• Exercise objective: Read the lines that follow and pick out every one containing the word "объектов".

• Data shown:
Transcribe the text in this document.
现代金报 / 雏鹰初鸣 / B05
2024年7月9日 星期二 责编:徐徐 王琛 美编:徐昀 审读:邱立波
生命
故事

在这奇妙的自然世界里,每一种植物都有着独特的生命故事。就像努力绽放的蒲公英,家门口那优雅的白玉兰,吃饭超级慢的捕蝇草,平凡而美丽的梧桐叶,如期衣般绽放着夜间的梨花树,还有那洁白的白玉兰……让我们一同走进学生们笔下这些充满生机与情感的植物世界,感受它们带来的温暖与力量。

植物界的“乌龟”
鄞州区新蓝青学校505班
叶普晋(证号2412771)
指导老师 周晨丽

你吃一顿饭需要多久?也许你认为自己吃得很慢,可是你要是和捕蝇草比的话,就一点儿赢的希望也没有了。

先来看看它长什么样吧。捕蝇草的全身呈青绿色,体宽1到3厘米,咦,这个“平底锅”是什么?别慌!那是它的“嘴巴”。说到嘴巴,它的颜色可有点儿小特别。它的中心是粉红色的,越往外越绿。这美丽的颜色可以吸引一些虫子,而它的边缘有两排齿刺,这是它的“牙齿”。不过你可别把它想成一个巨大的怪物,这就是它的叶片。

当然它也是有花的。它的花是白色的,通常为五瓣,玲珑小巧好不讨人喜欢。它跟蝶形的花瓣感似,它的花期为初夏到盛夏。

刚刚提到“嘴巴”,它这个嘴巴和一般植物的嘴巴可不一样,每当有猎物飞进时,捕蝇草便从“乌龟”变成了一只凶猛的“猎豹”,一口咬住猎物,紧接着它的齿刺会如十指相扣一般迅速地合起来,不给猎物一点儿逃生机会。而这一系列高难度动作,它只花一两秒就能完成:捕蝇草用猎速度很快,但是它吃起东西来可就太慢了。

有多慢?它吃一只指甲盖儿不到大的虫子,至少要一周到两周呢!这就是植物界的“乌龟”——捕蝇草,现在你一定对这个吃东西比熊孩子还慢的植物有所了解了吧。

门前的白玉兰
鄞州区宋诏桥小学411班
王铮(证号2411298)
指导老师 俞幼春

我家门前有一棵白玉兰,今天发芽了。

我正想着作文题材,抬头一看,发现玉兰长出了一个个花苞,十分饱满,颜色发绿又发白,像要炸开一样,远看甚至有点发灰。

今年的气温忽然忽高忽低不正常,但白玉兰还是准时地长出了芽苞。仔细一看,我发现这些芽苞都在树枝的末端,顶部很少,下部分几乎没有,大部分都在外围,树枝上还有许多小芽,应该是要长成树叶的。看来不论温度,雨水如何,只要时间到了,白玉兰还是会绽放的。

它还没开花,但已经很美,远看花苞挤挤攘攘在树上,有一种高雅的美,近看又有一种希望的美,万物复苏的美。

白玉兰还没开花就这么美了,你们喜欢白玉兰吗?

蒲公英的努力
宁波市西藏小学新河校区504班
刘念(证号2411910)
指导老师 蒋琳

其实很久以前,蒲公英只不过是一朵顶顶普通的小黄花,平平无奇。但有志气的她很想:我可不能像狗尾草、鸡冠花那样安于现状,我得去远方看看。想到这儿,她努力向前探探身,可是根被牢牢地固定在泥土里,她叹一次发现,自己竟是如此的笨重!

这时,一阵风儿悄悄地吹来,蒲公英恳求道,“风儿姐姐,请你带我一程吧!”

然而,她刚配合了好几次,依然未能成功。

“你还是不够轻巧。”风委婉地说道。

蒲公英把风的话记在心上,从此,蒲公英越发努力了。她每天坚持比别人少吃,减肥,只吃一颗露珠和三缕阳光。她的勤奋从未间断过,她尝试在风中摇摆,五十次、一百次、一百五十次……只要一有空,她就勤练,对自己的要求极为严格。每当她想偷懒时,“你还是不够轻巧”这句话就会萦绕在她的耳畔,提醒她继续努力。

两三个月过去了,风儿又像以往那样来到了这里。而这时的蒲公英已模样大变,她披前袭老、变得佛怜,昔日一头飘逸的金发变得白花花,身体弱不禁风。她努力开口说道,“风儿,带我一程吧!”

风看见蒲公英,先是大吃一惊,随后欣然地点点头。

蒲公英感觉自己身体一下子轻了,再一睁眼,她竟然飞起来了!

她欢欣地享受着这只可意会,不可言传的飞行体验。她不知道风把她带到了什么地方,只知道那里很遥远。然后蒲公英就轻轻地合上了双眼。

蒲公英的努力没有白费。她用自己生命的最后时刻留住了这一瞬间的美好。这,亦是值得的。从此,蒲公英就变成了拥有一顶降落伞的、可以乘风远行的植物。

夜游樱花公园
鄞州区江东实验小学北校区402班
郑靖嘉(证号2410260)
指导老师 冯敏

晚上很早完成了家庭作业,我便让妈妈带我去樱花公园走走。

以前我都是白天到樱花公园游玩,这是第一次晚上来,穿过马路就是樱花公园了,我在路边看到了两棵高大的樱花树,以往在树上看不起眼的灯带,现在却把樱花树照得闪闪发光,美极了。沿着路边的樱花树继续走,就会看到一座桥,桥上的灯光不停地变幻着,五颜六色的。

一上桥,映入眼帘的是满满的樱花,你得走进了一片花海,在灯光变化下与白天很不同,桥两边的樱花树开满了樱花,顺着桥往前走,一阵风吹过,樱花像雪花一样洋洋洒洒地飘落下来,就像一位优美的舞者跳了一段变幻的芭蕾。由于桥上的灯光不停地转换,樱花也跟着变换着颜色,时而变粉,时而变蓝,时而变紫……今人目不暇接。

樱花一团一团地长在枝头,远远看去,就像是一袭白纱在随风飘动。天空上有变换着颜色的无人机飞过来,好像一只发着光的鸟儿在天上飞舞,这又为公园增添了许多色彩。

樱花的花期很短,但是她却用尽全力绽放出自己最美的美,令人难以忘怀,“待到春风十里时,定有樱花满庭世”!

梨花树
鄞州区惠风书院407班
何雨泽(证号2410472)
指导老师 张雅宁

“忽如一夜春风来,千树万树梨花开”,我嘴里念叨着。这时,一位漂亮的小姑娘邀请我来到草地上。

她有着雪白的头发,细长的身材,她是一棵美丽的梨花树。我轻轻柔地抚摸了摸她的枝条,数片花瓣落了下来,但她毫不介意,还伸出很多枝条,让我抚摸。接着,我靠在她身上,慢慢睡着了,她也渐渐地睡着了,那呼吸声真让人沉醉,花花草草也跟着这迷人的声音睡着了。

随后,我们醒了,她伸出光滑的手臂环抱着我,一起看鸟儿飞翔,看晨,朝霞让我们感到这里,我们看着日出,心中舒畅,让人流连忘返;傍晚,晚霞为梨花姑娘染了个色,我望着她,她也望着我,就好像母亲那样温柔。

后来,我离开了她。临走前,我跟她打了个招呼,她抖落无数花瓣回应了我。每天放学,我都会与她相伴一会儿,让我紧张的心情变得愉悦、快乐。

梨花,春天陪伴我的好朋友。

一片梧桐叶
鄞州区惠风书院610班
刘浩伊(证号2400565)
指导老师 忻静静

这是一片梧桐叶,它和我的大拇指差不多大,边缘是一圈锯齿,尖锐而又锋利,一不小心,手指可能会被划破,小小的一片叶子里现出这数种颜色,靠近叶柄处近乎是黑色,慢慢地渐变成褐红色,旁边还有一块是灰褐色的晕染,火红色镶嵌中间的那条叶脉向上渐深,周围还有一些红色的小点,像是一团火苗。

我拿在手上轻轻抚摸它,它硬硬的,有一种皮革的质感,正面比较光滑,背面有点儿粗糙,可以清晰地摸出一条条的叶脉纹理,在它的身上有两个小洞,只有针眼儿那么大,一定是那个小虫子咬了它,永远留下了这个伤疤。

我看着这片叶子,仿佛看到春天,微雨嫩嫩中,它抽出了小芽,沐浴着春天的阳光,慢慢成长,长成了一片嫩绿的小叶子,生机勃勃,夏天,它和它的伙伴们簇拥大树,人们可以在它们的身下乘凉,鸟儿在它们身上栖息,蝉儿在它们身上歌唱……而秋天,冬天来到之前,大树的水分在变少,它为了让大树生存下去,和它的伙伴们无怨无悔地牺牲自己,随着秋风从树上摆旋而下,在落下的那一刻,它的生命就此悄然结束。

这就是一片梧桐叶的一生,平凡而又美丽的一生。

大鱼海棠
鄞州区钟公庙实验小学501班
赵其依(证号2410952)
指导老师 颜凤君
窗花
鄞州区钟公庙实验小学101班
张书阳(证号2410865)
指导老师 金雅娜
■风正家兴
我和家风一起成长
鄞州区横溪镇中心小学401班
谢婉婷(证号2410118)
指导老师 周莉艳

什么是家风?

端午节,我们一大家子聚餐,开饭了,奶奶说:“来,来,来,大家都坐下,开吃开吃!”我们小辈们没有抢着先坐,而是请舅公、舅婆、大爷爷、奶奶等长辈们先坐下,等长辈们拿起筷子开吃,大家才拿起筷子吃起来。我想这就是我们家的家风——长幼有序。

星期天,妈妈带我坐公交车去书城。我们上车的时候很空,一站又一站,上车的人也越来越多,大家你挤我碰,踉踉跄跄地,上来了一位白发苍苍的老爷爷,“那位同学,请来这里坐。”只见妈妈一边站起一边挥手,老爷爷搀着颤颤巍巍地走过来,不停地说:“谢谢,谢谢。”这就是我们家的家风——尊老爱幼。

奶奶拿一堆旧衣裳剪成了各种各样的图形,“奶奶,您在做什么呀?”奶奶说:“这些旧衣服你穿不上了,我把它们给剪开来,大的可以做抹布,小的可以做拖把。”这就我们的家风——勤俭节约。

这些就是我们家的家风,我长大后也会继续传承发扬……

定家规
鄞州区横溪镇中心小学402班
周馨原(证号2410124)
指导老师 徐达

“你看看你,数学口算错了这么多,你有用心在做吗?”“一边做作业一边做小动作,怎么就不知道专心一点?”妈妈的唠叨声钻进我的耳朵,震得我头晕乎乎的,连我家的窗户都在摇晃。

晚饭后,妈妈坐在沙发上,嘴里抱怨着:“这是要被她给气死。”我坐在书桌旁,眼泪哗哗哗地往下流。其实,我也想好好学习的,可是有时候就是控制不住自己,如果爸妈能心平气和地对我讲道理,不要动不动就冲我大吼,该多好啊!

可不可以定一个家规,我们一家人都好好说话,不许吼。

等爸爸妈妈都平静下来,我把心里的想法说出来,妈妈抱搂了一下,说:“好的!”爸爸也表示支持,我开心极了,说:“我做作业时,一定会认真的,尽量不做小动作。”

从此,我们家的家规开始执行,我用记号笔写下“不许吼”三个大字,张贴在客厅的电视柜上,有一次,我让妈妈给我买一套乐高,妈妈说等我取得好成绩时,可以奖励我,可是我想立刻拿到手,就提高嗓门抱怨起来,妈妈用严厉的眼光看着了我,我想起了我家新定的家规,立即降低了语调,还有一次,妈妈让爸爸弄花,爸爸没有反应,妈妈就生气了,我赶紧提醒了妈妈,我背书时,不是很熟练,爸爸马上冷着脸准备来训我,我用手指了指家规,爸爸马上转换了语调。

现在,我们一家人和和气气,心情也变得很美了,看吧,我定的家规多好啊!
--
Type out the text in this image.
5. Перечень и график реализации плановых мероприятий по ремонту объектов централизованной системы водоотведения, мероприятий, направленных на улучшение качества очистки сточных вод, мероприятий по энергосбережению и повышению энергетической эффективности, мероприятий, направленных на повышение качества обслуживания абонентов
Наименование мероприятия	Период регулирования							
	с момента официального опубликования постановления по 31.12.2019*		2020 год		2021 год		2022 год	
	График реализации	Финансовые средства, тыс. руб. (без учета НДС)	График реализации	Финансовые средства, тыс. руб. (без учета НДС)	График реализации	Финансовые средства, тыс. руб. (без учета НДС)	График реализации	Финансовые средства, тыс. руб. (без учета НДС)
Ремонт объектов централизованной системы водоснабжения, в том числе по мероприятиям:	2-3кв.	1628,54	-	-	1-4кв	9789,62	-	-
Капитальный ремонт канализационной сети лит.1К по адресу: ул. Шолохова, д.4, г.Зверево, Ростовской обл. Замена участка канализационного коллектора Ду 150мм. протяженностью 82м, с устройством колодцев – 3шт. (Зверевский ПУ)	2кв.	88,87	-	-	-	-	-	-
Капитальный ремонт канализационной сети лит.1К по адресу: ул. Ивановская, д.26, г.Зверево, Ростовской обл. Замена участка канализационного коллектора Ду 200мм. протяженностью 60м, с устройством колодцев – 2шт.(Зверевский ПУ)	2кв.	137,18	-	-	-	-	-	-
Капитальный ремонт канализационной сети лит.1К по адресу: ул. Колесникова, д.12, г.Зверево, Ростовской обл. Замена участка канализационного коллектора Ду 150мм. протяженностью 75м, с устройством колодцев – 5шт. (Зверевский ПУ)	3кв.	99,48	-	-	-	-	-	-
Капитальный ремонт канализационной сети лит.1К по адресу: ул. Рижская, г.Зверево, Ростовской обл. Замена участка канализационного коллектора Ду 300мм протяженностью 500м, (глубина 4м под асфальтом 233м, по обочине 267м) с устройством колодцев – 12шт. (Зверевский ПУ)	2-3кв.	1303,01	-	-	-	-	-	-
* * *
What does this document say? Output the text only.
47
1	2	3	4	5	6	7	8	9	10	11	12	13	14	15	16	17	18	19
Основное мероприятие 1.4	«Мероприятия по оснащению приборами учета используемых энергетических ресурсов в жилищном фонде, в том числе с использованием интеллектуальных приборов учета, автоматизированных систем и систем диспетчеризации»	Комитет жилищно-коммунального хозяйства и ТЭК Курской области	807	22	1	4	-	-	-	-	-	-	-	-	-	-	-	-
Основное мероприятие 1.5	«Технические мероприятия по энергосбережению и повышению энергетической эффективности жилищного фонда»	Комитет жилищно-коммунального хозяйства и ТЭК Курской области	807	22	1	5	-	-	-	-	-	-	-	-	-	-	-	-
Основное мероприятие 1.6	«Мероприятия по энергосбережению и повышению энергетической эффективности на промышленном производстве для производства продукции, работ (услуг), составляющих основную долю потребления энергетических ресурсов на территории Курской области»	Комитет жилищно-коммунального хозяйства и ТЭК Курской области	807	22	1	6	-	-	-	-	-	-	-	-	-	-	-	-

• Result of this task:
5. Перечень и график реализации плановых мероприятий по ремонту объектов централизованной системы водоотведения, мероприятий, направленных на улучшение качества очистки сточных вод, мероприятий по энергосбережению и повышению энергетической эффективности, мероприятий, направленных на повышение качества обслуживания абонентов
Ремонт объектов централизованной системы водоснабжения, в том числе по мероприятиям:	2-3кв.	1628,54	-	-	1-4кв	9789,62	-	-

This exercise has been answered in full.